_GOAL_. Make an exact copy of all the material below, apart from the pictures.

_SOURCE RECORDS_.
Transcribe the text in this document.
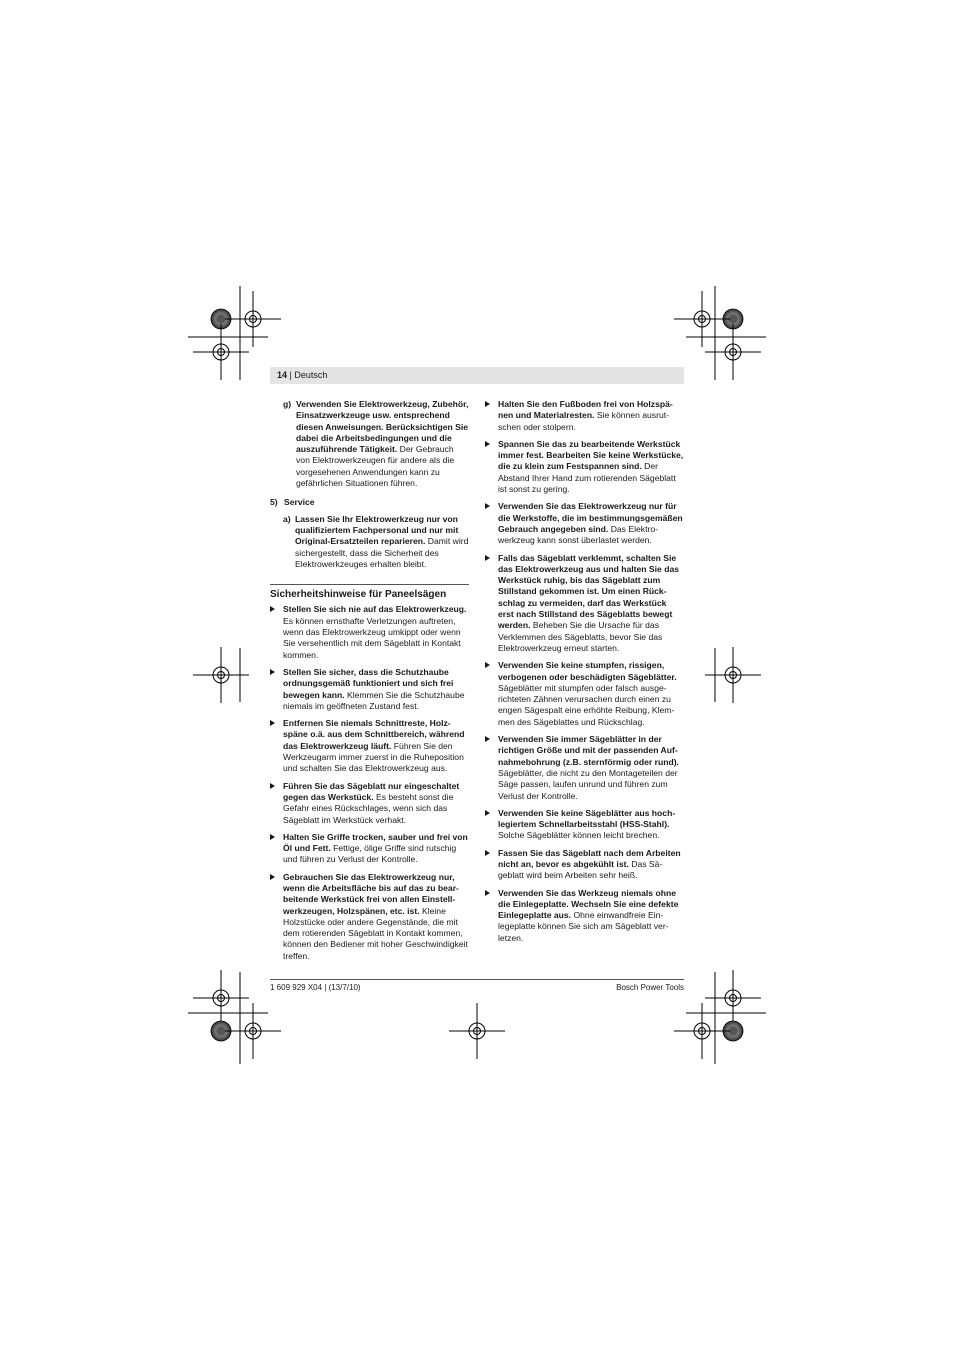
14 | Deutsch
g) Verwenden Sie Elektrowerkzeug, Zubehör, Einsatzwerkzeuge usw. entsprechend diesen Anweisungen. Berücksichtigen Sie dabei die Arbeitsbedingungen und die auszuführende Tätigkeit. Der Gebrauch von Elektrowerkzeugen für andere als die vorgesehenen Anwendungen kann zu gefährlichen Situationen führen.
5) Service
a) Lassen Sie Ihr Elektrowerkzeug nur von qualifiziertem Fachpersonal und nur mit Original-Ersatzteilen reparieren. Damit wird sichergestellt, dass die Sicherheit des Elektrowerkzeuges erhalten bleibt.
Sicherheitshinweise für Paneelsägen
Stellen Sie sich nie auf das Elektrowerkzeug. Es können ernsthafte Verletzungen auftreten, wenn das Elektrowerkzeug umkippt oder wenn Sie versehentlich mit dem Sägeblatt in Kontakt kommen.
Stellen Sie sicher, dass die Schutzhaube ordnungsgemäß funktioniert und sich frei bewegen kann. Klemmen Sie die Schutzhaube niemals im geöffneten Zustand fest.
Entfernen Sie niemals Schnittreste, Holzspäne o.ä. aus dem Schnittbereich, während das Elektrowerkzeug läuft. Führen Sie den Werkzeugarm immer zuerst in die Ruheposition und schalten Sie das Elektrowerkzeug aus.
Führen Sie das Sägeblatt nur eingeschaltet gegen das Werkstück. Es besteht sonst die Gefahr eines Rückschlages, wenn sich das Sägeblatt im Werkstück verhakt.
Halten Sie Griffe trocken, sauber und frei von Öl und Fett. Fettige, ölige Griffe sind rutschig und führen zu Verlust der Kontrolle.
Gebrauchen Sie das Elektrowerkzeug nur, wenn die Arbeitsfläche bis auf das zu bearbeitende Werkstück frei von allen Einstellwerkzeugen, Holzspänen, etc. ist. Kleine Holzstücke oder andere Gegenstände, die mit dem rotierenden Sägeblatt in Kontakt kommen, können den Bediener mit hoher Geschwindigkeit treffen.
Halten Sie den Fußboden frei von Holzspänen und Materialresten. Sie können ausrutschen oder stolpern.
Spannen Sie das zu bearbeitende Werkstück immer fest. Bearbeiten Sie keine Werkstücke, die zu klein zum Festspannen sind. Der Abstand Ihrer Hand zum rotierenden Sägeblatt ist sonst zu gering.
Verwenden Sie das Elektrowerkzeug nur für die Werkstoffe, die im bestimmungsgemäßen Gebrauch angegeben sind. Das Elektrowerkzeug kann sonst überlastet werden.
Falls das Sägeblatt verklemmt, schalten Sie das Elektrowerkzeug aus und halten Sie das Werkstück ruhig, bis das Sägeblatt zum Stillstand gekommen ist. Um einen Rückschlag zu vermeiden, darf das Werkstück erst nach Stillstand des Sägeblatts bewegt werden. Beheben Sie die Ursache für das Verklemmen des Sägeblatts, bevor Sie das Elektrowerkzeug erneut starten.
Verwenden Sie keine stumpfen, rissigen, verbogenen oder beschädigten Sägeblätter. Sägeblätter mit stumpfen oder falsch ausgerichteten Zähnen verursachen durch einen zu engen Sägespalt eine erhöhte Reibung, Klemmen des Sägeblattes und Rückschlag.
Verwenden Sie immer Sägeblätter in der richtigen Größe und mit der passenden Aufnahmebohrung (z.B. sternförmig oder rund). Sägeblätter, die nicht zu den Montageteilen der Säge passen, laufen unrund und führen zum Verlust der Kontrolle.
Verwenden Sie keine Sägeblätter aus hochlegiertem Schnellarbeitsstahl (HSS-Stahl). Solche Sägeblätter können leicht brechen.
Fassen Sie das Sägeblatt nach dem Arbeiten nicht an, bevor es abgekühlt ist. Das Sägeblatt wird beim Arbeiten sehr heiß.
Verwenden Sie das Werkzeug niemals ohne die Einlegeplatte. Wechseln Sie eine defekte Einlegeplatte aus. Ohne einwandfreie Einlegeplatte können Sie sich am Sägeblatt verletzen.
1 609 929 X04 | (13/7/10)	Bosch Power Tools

_ANSWER_.
Transcribe the text in this document.
14 | Deutsch
g) Verwenden Sie Elektrowerkzeug, Zubehör, Einsatzwerkzeuge usw. entsprechend diesen Anweisungen. Berücksichtigen Sie dabei die Arbeitsbedingungen und die auszuführende Tätigkeit. Der Gebrauch von Elektrowerkzeugen für andere als die vorgesehenen Anwendungen kann zu gefährlichen Situationen führen.
5) Service
a) Lassen Sie Ihr Elektrowerkzeug nur von qualifiziertem Fachpersonal und nur mit Original-Ersatzteilen reparieren. Damit wird sichergestellt, dass die Sicherheit des Elektrowerkzeuges erhalten bleibt.
Sicherheitshinweise für Paneelsägen
Stellen Sie sich nie auf das Elektrowerkzeug. Es können ernsthafte Verletzungen auftreten, wenn das Elektrowerkzeug umkippt oder wenn Sie versehentlich mit dem Sägeblatt in Kontakt kommen.
Stellen Sie sicher, dass die Schutzhaube ordnungsgemäß funktioniert und sich frei bewegen kann. Klemmen Sie die Schutzhaube niemals im geöffneten Zustand fest.
Entfernen Sie niemals Schnittreste, Holzspäne o.ä. aus dem Schnittbereich, während das Elektrowerkzeug läuft. Führen Sie den Werkzeugarm immer zuerst in die Ruheposition und schalten Sie das Elektrowerkzeug aus.
Führen Sie das Sägeblatt nur eingeschaltet gegen das Werkstück. Es besteht sonst die Gefahr eines Rückschlages, wenn sich das Sägeblatt im Werkstück verhakt.
Halten Sie Griffe trocken, sauber und frei von Öl und Fett. Fettige, ölige Griffe sind rutschig und führen zu Verlust der Kontrolle.
Gebrauchen Sie das Elektrowerkzeug nur, wenn die Arbeitsfläche bis auf das zu bearbeitende Werkstück frei von allen Einstellwerkzeugen, Holzspänen, etc. ist. Kleine Holzstücke oder andere Gegenstände, die mit dem rotierenden Sägeblatt in Kontakt kommen, können den Bediener mit hoher Geschwindigkeit treffen.
Halten Sie den Fußboden frei von Holzspänen und Materialresten. Sie können ausrutschen oder stolpern.
Spannen Sie das zu bearbeitende Werkstück immer fest. Bearbeiten Sie keine Werkstücke, die zu klein zum Festspannen sind. Der Abstand Ihrer Hand zum rotierenden Sägeblatt ist sonst zu gering.
Verwenden Sie das Elektrowerkzeug nur für die Werkstoffe, die im bestimmungsgemäßen Gebrauch angegeben sind. Das Elektrowerkzeug kann sonst überlastet werden.
Falls das Sägeblatt verklemmt, schalten Sie das Elektrowerkzeug aus und halten Sie das Werkstück ruhig, bis das Sägeblatt zum Stillstand gekommen ist. Um einen Rückschlag zu vermeiden, darf das Werkstück erst nach Stillstand des Sägeblatts bewegt werden. Beheben Sie die Ursache für das Verklemmen des Sägeblatts, bevor Sie das Elektrowerkzeug erneut starten.
Verwenden Sie keine stumpfen, rissigen, verbogenen oder beschädigten Sägeblätter. Sägeblätter mit stumpfen oder falsch ausgerichteten Zähnen verursachen durch einen zu engen Sägespalt eine erhöhte Reibung, Klemmen des Sägeblattes und Rückschlag.
Verwenden Sie immer Sägeblätter in der richtigen Größe und mit der passenden Aufnahmebohrung (z.B. sternförmig oder rund). Sägeblätter, die nicht zu den Montageteilen der Säge passen, laufen unrund und führen zum Verlust der Kontrolle.
Verwenden Sie keine Sägeblätter aus hochlegiertem Schnellarbeitsstahl (HSS-Stahl). Solche Sägeblätter können leicht brechen.
Fassen Sie das Sägeblatt nach dem Arbeiten nicht an, bevor es abgekühlt ist. Das Sägeblatt wird beim Arbeiten sehr heiß.
Verwenden Sie das Werkzeug niemals ohne die Einlegeplatte. Wechseln Sie eine defekte Einlegeplatte aus. Ohne einwandfreie Einlegeplatte können Sie sich am Sägeblatt verletzen.
1 609 929 X04 | (13/7/10)	Bosch Power Tools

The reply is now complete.